PROBLEM TO WORK ON
Below are some records. Copy every line in them that holds "vọng".

EXCERPTED DATA
——————————

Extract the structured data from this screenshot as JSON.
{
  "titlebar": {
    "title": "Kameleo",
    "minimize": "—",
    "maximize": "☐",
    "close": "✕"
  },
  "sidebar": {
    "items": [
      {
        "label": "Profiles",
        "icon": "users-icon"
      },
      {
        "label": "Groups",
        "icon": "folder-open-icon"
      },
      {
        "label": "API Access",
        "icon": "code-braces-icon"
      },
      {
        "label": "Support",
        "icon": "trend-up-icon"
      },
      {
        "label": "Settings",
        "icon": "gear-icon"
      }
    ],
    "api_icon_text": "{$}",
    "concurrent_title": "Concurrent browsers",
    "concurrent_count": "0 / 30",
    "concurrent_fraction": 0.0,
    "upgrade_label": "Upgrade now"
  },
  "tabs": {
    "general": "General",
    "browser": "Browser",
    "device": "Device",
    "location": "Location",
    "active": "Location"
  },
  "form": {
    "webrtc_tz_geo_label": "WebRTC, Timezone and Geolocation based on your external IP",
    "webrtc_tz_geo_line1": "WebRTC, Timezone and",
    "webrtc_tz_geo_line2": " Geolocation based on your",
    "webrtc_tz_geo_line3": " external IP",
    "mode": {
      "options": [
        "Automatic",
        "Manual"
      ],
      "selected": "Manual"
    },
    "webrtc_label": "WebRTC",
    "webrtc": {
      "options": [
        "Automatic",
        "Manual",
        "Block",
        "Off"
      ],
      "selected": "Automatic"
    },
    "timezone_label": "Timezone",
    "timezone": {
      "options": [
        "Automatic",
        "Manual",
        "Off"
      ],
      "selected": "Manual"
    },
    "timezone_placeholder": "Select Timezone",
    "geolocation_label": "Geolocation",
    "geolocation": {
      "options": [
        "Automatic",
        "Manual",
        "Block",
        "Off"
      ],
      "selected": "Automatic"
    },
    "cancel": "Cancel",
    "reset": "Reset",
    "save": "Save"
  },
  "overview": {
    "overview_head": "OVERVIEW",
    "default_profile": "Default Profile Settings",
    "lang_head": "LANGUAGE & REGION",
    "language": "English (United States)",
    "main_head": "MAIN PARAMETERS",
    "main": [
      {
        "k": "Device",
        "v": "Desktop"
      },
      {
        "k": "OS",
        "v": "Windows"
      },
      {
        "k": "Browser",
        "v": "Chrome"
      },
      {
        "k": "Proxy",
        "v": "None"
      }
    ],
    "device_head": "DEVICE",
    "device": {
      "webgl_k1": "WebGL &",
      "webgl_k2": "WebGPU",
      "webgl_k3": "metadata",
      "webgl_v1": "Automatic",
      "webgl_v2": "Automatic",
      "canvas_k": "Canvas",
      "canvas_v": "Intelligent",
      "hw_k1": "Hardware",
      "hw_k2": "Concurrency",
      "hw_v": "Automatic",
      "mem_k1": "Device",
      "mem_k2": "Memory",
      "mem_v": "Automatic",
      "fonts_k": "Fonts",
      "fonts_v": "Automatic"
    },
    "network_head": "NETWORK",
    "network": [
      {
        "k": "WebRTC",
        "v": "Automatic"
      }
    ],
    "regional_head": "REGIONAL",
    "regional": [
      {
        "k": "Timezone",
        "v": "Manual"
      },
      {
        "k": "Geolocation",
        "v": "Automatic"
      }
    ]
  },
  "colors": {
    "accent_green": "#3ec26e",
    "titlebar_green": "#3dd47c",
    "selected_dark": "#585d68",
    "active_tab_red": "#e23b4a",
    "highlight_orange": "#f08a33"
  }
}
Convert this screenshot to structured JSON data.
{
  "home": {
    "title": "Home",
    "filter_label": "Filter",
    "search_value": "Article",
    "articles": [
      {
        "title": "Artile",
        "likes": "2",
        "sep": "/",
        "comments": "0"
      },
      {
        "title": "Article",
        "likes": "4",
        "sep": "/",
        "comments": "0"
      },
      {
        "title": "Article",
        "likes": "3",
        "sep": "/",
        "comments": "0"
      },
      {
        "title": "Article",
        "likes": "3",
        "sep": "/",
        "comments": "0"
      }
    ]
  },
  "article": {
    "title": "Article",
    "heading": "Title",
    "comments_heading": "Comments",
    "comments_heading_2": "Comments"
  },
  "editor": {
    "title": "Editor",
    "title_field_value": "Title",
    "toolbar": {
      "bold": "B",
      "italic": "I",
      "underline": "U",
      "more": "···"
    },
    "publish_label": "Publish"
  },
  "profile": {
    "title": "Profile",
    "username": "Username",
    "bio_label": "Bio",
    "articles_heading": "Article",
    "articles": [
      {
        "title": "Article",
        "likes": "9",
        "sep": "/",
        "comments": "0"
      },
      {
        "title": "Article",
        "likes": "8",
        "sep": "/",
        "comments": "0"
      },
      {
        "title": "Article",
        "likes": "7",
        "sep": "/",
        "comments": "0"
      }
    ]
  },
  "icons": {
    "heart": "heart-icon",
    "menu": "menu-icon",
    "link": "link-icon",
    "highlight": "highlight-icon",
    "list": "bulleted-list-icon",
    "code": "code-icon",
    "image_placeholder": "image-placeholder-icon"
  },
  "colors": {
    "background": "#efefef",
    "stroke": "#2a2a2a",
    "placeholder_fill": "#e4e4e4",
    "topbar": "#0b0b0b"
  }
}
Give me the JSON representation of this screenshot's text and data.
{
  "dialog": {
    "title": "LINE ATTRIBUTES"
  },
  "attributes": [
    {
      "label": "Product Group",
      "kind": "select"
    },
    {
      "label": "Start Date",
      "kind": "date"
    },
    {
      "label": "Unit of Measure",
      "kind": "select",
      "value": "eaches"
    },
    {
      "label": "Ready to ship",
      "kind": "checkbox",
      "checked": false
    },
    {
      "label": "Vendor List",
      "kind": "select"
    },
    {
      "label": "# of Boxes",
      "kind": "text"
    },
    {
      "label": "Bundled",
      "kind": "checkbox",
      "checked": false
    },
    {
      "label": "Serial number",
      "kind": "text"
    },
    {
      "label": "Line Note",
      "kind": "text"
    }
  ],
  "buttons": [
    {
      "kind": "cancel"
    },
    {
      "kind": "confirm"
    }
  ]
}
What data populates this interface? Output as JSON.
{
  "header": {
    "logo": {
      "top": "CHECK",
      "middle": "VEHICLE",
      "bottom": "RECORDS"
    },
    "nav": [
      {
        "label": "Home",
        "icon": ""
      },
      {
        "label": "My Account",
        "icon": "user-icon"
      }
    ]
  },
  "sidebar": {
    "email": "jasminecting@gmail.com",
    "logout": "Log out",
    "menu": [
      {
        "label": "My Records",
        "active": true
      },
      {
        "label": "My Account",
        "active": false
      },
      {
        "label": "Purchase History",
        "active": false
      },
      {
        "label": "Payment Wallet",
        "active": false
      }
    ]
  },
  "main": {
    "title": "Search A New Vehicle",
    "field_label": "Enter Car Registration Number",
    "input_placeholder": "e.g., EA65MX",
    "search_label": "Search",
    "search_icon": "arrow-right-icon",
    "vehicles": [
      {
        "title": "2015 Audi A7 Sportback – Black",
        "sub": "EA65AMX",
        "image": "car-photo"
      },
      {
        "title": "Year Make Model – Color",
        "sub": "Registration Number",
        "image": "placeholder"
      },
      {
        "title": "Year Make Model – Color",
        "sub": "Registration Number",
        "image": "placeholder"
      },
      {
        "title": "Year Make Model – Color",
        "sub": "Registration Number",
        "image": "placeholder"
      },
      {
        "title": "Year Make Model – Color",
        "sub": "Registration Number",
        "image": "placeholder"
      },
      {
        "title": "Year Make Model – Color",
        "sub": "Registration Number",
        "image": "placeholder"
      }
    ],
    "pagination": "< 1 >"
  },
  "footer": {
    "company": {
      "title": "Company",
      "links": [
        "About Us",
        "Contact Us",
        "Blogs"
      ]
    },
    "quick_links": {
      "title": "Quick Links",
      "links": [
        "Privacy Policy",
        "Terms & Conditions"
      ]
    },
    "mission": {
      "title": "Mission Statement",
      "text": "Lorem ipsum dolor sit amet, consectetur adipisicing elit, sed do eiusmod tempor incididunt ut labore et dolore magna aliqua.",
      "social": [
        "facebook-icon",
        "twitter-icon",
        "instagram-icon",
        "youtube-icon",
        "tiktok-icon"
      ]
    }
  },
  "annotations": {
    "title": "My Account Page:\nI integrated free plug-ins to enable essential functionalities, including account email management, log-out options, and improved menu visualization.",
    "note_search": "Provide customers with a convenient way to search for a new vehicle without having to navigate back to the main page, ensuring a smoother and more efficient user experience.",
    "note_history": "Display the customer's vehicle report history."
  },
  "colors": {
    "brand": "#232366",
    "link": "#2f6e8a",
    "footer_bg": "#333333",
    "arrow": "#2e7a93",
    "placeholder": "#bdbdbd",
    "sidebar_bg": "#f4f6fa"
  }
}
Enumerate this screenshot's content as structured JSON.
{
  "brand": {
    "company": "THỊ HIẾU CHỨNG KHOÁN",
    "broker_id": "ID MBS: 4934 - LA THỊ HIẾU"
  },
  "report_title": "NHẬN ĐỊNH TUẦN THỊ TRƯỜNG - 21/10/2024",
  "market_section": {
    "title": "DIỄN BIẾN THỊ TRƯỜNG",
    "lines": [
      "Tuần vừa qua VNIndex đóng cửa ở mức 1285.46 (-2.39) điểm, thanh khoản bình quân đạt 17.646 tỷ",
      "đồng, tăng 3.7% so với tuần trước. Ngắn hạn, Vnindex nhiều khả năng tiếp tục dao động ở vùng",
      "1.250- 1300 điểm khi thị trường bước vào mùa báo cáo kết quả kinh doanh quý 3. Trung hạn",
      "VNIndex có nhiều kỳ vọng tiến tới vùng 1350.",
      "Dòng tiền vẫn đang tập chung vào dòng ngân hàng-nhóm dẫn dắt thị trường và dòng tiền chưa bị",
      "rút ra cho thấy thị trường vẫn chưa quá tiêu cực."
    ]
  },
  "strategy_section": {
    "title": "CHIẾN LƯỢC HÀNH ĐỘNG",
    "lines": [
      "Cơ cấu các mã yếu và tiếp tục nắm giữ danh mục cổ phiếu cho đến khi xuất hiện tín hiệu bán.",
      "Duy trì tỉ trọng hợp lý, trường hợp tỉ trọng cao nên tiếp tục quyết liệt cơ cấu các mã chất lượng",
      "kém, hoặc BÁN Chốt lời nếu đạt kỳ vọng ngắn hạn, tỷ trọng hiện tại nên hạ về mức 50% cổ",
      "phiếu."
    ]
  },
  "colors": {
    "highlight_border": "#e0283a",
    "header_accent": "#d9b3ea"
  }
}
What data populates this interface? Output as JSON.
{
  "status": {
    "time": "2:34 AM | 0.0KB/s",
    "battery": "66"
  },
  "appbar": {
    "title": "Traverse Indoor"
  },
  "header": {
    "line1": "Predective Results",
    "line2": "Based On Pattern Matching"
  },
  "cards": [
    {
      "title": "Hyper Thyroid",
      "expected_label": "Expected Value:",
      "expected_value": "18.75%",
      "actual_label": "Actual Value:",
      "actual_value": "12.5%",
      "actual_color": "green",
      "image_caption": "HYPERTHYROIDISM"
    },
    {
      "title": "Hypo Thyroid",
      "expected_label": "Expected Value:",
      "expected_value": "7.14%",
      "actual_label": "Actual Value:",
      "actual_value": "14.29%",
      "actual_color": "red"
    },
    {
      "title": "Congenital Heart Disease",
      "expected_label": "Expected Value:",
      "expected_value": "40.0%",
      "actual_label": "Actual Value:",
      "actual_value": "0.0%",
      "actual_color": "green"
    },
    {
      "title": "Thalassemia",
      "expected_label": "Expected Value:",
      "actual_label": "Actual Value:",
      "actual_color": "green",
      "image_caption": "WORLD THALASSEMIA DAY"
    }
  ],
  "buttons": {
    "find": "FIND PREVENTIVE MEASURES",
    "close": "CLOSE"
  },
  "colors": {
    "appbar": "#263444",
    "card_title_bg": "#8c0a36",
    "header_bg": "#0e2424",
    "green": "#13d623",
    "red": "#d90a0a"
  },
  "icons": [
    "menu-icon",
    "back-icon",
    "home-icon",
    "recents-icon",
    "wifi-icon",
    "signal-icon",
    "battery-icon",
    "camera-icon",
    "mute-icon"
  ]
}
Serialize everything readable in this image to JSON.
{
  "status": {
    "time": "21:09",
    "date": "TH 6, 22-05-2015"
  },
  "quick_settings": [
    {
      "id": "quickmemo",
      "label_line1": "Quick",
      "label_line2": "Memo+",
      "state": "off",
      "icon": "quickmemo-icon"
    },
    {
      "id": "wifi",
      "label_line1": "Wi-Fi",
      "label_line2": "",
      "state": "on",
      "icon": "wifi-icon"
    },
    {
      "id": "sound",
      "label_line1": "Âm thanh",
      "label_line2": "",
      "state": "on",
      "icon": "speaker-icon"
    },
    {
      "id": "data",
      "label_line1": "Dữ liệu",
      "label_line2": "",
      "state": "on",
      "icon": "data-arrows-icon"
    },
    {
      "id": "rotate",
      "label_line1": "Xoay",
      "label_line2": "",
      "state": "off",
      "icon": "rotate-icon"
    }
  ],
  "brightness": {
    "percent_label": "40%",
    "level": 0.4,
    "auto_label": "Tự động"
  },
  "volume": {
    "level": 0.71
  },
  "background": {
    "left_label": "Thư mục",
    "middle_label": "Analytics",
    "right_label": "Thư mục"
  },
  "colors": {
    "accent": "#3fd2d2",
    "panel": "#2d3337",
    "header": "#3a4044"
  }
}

——————————

FINISHED EXERCISE
      "VNIndex có nhiều kỳ vọng tiến tới vùng 1350.",
      "kém, hoặc BÁN Chốt lời nếu đạt kỳ vọng ngắn hạn, tỷ trọng hiện tại nên hạ về mức 50% cổ",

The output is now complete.